[Collection entries]
==*==
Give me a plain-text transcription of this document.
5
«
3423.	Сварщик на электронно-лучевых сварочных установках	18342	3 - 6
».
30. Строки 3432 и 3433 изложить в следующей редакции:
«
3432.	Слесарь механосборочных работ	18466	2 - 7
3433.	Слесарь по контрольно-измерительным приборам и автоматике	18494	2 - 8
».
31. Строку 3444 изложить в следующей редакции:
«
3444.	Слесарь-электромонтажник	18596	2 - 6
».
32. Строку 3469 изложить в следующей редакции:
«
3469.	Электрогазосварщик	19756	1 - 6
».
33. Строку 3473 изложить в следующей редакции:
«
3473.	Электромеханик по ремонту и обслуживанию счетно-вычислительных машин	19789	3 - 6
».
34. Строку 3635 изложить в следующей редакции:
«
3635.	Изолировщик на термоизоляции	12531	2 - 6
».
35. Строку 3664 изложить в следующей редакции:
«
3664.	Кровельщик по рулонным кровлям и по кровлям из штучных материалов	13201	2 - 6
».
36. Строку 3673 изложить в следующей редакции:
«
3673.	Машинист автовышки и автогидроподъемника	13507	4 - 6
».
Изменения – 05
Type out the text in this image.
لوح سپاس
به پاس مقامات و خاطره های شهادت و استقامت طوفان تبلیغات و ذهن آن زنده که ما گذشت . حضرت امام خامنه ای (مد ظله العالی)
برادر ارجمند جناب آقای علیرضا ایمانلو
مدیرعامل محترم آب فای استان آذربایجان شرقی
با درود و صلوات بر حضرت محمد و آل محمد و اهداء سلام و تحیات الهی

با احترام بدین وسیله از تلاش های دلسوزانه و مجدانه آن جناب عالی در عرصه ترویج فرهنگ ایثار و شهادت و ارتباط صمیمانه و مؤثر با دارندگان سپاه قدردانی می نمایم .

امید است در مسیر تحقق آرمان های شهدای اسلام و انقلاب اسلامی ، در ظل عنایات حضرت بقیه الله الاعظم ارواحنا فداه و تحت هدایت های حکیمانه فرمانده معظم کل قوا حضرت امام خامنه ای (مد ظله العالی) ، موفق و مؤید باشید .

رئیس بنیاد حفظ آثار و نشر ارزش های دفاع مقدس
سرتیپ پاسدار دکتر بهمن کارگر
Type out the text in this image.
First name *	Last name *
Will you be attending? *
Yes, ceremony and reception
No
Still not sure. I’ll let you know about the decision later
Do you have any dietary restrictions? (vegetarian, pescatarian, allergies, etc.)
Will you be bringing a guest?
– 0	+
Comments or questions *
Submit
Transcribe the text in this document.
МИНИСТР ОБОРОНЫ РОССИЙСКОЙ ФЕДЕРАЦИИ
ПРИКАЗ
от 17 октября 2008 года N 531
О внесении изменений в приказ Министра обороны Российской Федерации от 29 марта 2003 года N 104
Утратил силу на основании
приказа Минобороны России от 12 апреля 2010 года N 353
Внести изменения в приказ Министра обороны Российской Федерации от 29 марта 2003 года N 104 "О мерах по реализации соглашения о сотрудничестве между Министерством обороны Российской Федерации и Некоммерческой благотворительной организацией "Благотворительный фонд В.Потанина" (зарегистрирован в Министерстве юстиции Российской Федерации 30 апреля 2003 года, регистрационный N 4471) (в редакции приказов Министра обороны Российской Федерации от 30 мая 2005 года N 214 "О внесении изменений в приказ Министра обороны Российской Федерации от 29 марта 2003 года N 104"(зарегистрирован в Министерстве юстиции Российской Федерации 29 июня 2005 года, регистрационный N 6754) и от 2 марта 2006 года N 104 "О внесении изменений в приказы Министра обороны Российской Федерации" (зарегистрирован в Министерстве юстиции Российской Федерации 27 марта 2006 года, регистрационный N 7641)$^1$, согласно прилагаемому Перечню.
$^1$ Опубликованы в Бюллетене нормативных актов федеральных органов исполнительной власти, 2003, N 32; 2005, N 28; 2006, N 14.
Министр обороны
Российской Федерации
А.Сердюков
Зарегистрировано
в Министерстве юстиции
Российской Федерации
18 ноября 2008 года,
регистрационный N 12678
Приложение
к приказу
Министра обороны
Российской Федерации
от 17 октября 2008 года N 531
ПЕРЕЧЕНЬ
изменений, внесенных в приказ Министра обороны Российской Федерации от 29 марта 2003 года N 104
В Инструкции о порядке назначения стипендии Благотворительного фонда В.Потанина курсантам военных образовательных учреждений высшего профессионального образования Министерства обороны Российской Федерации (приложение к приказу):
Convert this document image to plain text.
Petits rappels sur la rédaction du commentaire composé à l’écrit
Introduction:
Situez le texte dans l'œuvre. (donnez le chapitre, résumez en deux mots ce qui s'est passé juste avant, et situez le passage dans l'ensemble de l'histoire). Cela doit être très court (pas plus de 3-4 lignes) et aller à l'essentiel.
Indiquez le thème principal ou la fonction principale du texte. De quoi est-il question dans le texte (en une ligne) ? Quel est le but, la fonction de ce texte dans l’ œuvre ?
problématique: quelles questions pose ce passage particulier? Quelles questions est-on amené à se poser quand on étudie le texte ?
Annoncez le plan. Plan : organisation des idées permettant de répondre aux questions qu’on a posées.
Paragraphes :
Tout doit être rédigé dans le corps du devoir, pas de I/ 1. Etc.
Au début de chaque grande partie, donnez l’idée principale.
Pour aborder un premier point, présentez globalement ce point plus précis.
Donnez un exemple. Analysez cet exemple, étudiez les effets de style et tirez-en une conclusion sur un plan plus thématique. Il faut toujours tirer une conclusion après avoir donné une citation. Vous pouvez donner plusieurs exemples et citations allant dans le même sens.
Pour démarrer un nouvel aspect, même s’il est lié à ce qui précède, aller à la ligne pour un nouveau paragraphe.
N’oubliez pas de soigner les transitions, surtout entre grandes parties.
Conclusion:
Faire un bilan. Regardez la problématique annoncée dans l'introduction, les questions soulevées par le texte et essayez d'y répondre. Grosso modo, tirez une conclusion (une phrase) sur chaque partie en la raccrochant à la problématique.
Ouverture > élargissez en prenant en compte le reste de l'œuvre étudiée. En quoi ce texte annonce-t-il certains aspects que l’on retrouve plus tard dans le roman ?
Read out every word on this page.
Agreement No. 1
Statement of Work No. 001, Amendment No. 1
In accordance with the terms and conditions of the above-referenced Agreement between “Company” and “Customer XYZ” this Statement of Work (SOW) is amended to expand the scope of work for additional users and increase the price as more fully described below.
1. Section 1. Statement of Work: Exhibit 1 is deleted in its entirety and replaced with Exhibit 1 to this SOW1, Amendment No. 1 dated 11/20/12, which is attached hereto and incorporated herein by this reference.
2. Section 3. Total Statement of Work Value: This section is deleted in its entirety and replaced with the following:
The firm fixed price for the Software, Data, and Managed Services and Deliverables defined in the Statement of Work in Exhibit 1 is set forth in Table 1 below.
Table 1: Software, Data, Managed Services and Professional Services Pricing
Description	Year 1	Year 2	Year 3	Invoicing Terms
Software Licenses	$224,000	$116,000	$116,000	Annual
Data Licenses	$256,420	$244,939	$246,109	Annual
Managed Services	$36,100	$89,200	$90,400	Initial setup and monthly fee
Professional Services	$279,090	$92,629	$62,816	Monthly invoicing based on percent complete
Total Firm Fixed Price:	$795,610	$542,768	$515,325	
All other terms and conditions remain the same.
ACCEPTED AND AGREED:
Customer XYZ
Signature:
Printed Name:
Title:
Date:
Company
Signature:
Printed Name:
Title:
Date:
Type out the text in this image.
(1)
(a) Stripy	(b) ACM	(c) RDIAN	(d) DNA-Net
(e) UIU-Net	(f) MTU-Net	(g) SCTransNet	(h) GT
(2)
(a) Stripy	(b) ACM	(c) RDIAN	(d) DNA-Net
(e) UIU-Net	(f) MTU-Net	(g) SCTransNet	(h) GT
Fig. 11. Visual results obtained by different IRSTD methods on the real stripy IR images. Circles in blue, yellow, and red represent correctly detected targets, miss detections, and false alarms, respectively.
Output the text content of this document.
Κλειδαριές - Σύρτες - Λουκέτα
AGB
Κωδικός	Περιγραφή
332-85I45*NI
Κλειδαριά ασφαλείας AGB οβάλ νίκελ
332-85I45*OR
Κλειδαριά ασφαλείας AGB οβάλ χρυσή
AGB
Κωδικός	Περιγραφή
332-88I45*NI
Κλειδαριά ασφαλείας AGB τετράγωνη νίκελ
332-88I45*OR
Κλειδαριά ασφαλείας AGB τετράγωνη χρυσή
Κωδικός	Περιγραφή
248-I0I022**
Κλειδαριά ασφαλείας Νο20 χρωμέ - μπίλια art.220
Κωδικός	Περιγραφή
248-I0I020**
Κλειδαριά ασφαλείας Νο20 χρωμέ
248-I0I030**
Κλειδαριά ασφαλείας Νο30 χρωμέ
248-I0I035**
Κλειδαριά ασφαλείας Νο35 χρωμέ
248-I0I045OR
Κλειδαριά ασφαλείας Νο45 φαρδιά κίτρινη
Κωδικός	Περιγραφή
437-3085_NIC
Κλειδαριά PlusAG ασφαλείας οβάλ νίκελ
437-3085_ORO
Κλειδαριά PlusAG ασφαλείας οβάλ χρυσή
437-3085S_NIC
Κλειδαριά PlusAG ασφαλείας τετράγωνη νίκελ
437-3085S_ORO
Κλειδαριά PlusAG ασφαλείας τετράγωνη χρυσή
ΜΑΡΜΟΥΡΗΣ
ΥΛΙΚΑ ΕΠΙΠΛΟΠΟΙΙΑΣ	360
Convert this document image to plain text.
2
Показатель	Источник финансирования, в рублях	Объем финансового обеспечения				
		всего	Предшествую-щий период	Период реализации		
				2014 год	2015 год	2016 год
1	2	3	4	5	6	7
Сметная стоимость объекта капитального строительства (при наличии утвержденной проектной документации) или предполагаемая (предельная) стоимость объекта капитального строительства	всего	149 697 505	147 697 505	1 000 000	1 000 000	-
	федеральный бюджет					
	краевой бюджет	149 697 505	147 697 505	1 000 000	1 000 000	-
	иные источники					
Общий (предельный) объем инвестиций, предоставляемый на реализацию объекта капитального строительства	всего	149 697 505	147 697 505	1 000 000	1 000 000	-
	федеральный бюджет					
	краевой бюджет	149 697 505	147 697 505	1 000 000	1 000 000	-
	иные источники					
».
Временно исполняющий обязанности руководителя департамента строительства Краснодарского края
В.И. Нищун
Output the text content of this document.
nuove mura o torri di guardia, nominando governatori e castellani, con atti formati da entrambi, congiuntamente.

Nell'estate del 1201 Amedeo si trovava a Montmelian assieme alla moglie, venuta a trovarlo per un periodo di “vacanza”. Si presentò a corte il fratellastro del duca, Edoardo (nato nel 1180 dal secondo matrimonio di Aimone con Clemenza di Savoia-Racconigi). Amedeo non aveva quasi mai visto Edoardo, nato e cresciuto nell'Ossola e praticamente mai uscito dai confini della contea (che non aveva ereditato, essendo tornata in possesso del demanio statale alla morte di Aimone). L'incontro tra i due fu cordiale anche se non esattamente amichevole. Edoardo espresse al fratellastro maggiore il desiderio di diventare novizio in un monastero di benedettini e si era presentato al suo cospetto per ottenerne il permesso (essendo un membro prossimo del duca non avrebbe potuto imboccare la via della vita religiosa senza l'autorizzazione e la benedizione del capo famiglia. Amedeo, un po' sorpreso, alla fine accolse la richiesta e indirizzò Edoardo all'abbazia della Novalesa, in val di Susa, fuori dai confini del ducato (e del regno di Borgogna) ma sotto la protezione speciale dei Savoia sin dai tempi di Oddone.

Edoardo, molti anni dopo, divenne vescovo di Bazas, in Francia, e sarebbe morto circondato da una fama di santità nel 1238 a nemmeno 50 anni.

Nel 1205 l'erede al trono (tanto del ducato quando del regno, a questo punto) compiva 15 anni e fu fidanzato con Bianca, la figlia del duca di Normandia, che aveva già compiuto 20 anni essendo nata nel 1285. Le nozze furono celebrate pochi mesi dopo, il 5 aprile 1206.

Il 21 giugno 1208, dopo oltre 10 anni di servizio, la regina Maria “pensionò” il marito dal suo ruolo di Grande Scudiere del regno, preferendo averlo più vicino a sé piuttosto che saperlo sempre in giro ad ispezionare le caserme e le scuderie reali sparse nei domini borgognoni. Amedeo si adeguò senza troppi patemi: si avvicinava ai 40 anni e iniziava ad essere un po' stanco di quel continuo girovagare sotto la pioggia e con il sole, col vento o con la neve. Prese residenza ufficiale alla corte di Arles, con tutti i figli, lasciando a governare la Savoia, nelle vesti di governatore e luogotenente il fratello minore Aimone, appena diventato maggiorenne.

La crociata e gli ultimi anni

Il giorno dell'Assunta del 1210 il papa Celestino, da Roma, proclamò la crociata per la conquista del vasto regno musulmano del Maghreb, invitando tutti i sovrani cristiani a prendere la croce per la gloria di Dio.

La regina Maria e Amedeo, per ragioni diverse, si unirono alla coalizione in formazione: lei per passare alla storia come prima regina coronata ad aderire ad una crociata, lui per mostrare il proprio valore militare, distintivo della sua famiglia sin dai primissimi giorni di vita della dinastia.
==*==
GIVEN REQUEST =
Copy every single line of the material above that holds "Data".

EXERCISE RESPONSE =
The firm fixed price for the Software, Data, and Managed Services and Deliverables defined in the Statement of Work in Exhibit 1 is set forth in Table 1 below.
Table 1: Software, Data, Managed Services and Professional Services Pricing
Data Licenses	$256,420	$244,939	$246,109	Annual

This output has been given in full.